- _OBJECTIVE_
Transcribe the material in full, exactly as written.

- _ROWS_
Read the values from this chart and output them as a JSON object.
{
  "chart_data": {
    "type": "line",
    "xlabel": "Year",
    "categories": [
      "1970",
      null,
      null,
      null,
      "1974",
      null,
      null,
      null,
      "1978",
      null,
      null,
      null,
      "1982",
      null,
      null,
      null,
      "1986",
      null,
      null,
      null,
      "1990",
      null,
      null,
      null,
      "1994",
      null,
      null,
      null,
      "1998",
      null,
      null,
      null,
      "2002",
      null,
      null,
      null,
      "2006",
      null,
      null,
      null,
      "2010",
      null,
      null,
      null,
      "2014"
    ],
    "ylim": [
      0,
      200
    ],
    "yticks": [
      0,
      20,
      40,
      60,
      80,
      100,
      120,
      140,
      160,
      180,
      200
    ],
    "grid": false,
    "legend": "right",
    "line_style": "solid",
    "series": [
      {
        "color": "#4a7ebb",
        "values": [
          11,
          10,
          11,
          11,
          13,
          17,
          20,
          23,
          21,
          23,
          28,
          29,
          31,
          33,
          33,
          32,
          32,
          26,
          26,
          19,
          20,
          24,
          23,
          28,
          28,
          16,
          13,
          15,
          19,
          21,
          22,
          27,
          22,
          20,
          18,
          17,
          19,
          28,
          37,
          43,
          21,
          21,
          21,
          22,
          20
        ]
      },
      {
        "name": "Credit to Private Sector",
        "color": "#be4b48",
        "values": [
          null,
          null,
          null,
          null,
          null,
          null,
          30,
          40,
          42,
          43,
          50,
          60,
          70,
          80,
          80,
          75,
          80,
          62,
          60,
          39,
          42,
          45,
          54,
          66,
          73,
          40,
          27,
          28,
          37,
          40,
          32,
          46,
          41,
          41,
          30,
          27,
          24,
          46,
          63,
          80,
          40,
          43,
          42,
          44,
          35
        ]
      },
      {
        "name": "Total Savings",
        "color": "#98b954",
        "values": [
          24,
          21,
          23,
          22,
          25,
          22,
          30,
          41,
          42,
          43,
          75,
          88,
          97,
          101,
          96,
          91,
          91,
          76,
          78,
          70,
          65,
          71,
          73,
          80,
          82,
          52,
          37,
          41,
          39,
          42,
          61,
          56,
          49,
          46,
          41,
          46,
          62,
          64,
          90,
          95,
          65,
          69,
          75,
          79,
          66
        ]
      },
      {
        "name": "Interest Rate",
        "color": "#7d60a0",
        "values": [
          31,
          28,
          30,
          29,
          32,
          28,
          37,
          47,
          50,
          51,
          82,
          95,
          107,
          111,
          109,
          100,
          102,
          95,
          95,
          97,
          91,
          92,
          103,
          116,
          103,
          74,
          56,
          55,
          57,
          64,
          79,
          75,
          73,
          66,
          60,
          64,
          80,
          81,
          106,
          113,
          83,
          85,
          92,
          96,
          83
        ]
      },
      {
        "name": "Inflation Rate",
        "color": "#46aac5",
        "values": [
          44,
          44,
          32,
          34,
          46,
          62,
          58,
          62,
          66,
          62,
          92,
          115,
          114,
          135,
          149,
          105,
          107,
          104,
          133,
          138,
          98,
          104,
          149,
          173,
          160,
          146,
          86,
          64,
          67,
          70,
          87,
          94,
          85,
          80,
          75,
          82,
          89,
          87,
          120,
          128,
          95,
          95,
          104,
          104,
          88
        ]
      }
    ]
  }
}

- _THE SOLUTION_
Read the values from this chart and output them as a JSON object.
{
  "chart_data": {
    "type": "line",
    "xlabel": "Year",
    "categories": [
      "1970",
      null,
      null,
      null,
      "1974",
      null,
      null,
      null,
      "1978",
      null,
      null,
      null,
      "1982",
      null,
      null,
      null,
      "1986",
      null,
      null,
      null,
      "1990",
      null,
      null,
      null,
      "1994",
      null,
      null,
      null,
      "1998",
      null,
      null,
      null,
      "2002",
      null,
      null,
      null,
      "2006",
      null,
      null,
      null,
      "2010",
      null,
      null,
      null,
      "2014"
    ],
    "ylim": [
      0,
      200
    ],
    "yticks": [
      0,
      20,
      40,
      60,
      80,
      100,
      120,
      140,
      160,
      180,
      200
    ],
    "grid": false,
    "legend": "right",
    "line_style": "solid",
    "series": [
      {
        "color": "#4a7ebb",
        "values": [
          11,
          10,
          11,
          11,
          13,
          17,
          20,
          23,
          21,
          23,
          28,
          29,
          31,
          33,
          33,
          32,
          32,
          26,
          26,
          19,
          20,
          24,
          23,
          28,
          28,
          16,
          13,
          15,
          19,
          21,
          22,
          27,
          22,
          20,
          18,
          17,
          19,
          28,
          37,
          43,
          21,
          21,
          21,
          22,
          20
        ]
      },
      {
        "name": "Credit to Private Sector",
        "color": "#be4b48",
        "values": [
          null,
          null,
          null,
          null,
          null,
          null,
          30,
          40,
          42,
          43,
          50,
          60,
          70,
          80,
          80,
          75,
          80,
          62,
          60,
          39,
          42,
          45,
          54,
          66,
          73,
          40,
          27,
          28,
          37,
          40,
          32,
          46,
          41,
          41,
          30,
          27,
          24,
          46,
          63,
          80,
          40,
          43,
          42,
          44,
          35
        ]
      },
      {
        "name": "Total Savings",
        "color": "#98b954",
        "values": [
          24,
          21,
          23,
          22,
          25,
          22,
          30,
          41,
          42,
          43,
          75,
          88,
          97,
          101,
          96,
          91,
          91,
          76,
          78,
          70,
          65,
          71,
          73,
          80,
          82,
          52,
          37,
          41,
          39,
          42,
          61,
          56,
          49,
          46,
          41,
          46,
          62,
          64,
          90,
          95,
          65,
          69,
          75,
          79,
          66
        ]
      },
      {
        "name": "Interest Rate",
        "color": "#7d60a0",
        "values": [
          31,
          28,
          30,
          29,
          32,
          28,
          37,
          47,
          50,
          51,
          82,
          95,
          107,
          111,
          109,
          100,
          102,
          95,
          95,
          97,
          91,
          92,
          103,
          116,
          103,
          74,
          56,
          55,
          57,
          64,
          79,
          75,
          73,
          66,
          60,
          64,
          80,
          81,
          106,
          113,
          83,
          85,
          92,
          96,
          83
        ]
      },
      {
        "name": "Inflation Rate",
        "color": "#46aac5",
        "values": [
          44,
          44,
          32,
          34,
          46,
          62,
          58,
          62,
          66,
          62,
          92,
          115,
          114,
          135,
          149,
          105,
          107,
          104,
          133,
          138,
          98,
          104,
          149,
          173,
          160,
          146,
          86,
          64,
          67,
          70,
          87,
          94,
          85,
          80,
          75,
          82,
          89,
          87,
          120,
          128,
          95,
          95,
          104,
          104,
          88
        ]
      }
    ]
  }
}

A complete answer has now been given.